## [Task prompt]
Report the number of lines where the string "title" occurs, and write nothing else.

## [Information provided]

☆ ☆ ☆ ☆ ☆ ☆ ☆

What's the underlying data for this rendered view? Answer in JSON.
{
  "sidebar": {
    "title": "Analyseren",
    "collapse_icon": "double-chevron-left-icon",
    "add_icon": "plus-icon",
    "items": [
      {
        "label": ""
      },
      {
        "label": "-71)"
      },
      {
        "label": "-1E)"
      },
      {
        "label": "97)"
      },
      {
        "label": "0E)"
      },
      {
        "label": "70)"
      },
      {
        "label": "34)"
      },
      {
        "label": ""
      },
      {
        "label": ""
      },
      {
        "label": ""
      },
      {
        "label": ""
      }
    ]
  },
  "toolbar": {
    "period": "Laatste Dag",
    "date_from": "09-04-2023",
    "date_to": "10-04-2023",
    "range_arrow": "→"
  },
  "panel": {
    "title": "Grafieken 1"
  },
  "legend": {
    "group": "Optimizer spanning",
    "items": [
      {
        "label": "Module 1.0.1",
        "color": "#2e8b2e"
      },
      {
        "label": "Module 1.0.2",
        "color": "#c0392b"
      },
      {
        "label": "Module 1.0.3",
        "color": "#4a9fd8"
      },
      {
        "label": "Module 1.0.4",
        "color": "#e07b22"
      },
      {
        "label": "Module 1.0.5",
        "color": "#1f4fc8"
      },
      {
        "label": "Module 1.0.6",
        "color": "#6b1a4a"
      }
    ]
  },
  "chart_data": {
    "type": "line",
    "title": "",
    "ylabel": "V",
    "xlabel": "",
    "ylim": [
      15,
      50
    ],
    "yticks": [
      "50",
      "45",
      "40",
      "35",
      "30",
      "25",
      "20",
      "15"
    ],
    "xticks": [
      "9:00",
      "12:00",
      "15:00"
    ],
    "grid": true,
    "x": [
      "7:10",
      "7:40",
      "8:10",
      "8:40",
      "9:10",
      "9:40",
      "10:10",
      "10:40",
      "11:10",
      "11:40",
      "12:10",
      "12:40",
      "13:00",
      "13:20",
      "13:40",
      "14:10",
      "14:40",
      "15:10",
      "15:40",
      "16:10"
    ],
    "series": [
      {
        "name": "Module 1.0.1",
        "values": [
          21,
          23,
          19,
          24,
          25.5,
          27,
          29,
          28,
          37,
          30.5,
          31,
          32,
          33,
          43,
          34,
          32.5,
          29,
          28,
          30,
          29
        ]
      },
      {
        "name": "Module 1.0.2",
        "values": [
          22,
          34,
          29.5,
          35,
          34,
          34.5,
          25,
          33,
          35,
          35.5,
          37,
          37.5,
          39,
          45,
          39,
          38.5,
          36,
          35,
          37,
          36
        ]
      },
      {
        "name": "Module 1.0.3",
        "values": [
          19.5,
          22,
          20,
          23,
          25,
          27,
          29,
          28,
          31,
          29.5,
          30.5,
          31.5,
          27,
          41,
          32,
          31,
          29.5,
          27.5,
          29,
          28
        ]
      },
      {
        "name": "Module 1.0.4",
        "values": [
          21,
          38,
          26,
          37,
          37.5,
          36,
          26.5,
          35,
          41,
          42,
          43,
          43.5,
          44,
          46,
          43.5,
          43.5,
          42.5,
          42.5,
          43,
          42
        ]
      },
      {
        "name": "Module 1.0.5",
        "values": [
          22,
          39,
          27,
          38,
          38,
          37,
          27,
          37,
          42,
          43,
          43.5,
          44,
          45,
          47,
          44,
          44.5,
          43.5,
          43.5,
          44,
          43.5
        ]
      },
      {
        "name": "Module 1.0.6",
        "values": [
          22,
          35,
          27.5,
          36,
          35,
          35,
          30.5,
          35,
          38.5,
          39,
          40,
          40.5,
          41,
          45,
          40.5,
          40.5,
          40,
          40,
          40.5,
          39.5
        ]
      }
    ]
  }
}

☆ ☆ ☆ ☆ ☆ ☆ ☆

## [Solution for this task]
3